Ce qui est écrit et dit par les adoptants de ce qu’ils entendent par race soutient l’idée selon laquelle les races sont définies en même temps par des critères géographiques (Amérique Latine), des critères culturels (arabes, asiatiques), des critères religieux (enfant musulman), physiques (couleur de la peau). Nous trouvons également des confusions entre statut et nationalité ( pupilles de l’État et français ) et entre statut, nationalité et caractères physiques (un pupille de l’État est un enfant de peau blanche ). Nous avons tenu compte de cette diversité de représentations dans la classification construite sur les origines de l’enfant, en reprenant le sens transmis par les adoptants. Cette catégorisation donne à voir le rapport que les adoptants ont à l’origine de l’enfant dans ce qu’il a lui-même de ressemblant ou/et de différent d’eux, mettant l’accent, pour certains sur des traits corporels, pour d’autres sur des différences culturelles, pour d’autres enfin sur chacune et toutes les différences imaginées qui diraient alors l’impossibilité d’une filiation.
Prenant les rapports les plus extrêmes, nous pouvons dire :
Nous aurions alors une graduation allant d’une affirmation absolue de la différence et du refus de cette différence à un universalisme reconnaissant cette différence fondatrice. En d’autres termes, nous pourrions trouver, sur un extrême des adoptants conjuguant les deux formes de racisme de P.A. TAGUIEFF et sur un autre extrême des adoptants conjuguant les deux formes d’anti-racisme.
Nous abordons alors ce qui est au cœur de la problématique du racisme/antiracisme et de la filiation, le rapport au même et au semblable. Cette distinction est pour F. HÉRITIER« ce qu’il y a de plus fondamental dans les sociétés humaines, la façon dont elles construisent leurs catégories de l’identique et du différent ». Cette opposition identique/différent est le prototype sur lequel se « moulent tant les autres oppositions conceptuelles... que les classements hiérarchiques que la pensée opère et qui, eux, sont de valeur » 254 . Elle est au centre de la filiation dans sa dimension narcissique et instituée.

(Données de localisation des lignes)
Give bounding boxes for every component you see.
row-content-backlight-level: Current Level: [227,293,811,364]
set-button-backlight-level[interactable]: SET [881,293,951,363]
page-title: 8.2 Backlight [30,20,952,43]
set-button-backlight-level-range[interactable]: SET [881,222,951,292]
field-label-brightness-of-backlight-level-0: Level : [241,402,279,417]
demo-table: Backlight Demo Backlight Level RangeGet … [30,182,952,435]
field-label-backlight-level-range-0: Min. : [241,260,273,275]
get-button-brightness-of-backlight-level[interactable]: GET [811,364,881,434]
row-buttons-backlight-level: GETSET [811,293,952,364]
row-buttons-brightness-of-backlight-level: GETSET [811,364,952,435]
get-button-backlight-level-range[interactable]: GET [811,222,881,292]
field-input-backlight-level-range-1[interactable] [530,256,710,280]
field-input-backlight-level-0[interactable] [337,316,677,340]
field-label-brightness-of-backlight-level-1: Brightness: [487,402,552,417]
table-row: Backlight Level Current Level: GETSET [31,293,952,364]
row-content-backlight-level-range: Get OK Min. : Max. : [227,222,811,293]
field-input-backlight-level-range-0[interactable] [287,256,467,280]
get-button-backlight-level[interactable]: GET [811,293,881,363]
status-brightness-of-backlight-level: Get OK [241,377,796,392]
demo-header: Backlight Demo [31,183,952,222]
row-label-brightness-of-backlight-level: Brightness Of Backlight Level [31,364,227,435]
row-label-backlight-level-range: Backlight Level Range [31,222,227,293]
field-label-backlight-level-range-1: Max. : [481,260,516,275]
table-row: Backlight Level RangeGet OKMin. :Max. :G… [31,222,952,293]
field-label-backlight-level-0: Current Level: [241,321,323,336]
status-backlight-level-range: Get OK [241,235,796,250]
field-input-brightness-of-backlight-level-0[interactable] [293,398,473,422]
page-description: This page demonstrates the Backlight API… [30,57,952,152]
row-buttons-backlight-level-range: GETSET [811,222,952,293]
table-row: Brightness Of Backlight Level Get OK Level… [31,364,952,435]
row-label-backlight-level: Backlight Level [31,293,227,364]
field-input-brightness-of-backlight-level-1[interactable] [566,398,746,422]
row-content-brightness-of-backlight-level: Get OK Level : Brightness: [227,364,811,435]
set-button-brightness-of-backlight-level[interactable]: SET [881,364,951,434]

--

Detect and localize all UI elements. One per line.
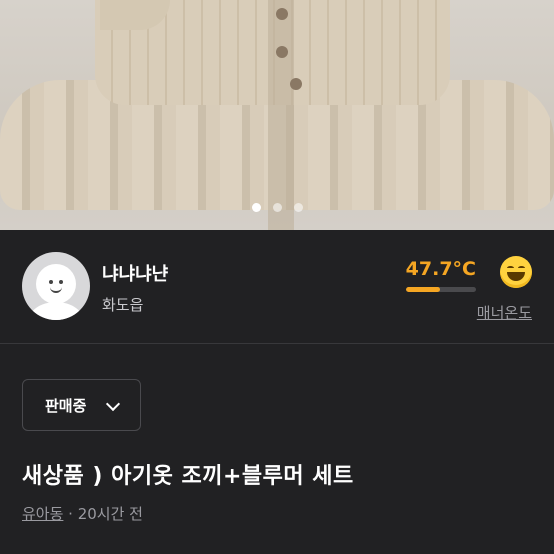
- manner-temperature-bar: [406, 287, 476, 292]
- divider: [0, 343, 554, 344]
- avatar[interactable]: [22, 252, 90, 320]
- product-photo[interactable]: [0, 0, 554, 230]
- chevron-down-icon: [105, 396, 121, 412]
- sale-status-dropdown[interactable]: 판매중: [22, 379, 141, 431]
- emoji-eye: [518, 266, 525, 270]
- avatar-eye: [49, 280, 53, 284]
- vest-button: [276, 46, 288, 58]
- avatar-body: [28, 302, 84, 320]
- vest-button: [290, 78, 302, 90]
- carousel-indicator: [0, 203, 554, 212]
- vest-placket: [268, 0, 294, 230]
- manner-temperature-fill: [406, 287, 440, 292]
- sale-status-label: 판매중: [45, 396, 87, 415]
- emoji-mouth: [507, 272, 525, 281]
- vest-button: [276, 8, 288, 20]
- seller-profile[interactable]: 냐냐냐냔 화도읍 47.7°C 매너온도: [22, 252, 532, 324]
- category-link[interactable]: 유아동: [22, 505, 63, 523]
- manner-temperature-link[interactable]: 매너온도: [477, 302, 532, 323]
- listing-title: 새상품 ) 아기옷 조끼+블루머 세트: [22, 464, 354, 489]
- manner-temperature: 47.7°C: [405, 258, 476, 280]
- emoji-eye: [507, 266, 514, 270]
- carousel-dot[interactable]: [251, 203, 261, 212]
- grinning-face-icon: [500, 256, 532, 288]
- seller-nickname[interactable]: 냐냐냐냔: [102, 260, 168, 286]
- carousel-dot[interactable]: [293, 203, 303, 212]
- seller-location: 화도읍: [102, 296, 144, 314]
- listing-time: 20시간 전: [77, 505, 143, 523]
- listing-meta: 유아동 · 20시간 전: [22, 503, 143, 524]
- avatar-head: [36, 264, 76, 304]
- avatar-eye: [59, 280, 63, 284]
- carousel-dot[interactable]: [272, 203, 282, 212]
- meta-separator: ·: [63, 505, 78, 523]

### CONSIGNE
Selon l'extrait proposé, quelle idée des adoptants mêle statut, nationalité et caractères physiques ?

### RÉPONSE
Un pupille de l'État serait un enfant de peau blanche.